→ **Collected data entries**:
<<<<

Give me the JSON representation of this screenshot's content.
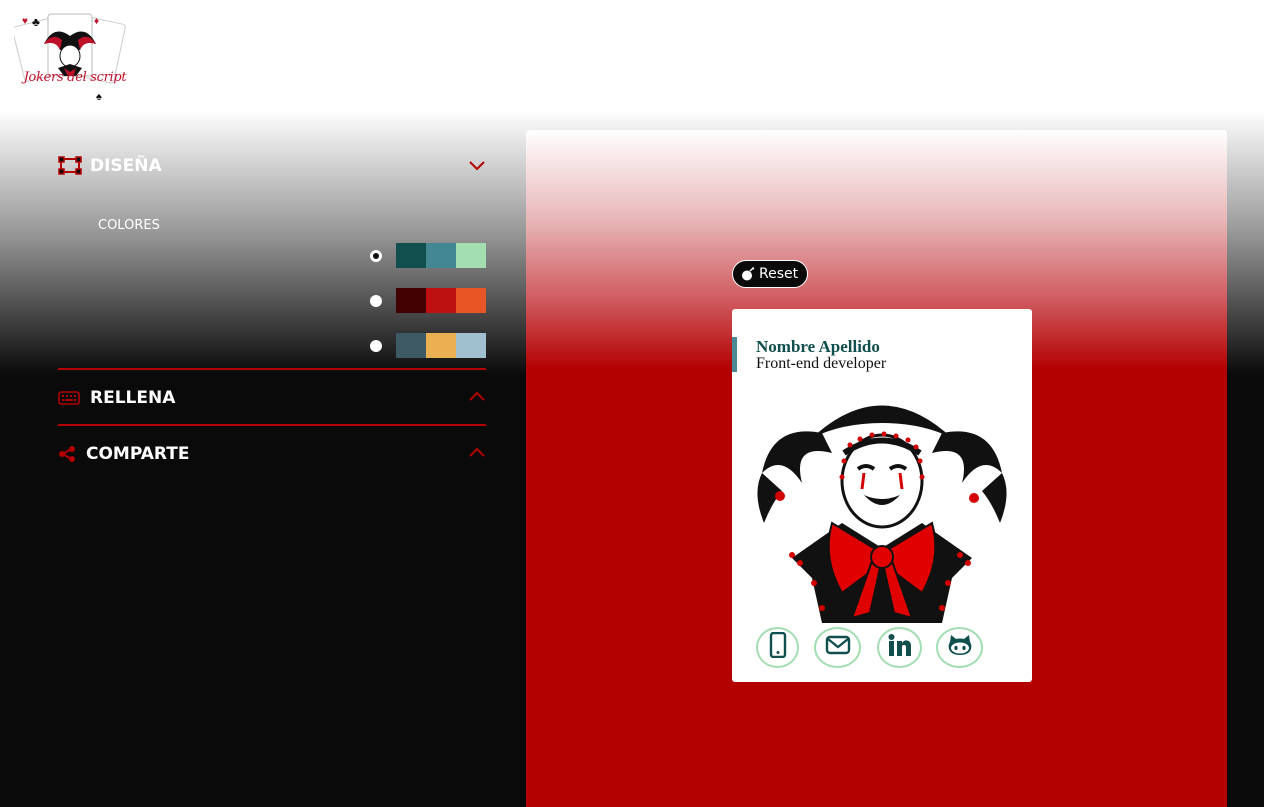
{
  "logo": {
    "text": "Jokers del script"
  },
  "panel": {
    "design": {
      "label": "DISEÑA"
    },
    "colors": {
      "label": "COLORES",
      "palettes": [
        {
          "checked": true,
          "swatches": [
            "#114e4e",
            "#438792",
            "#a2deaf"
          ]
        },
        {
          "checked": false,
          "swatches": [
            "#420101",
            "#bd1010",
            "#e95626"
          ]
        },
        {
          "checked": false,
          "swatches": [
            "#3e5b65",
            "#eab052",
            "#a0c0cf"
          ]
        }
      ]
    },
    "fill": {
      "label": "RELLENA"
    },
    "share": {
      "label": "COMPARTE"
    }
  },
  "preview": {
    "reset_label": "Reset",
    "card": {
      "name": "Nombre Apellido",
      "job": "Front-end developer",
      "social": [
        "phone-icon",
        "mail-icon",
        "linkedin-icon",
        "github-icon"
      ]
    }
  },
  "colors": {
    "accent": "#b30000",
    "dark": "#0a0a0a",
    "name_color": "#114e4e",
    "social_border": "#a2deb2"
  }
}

>>>>

→ **Task directions**: Output the full set of records above without changing a word, and drop the images.

→ **Result of this task**:
Give me the JSON representation of this screenshot's content.
{
  "logo": {
    "text": "Jokers del script"
  },
  "panel": {
    "design": {
      "label": "DISEÑA"
    },
    "colors": {
      "label": "COLORES",
      "palettes": [
        {
          "checked": true,
          "swatches": [
            "#114e4e",
            "#438792",
            "#a2deaf"
          ]
        },
        {
          "checked": false,
          "swatches": [
            "#420101",
            "#bd1010",
            "#e95626"
          ]
        },
        {
          "checked": false,
          "swatches": [
            "#3e5b65",
            "#eab052",
            "#a0c0cf"
          ]
        }
      ]
    },
    "fill": {
      "label": "RELLENA"
    },
    "share": {
      "label": "COMPARTE"
    }
  },
  "preview": {
    "reset_label": "Reset",
    "card": {
      "name": "Nombre Apellido",
      "job": "Front-end developer",
      "social": [
        "phone-icon",
        "mail-icon",
        "linkedin-icon",
        "github-icon"
      ]
    }
  },
  "colors": {
    "accent": "#b30000",
    "dark": "#0a0a0a",
    "name_color": "#114e4e",
    "social_border": "#a2deb2"
  }
}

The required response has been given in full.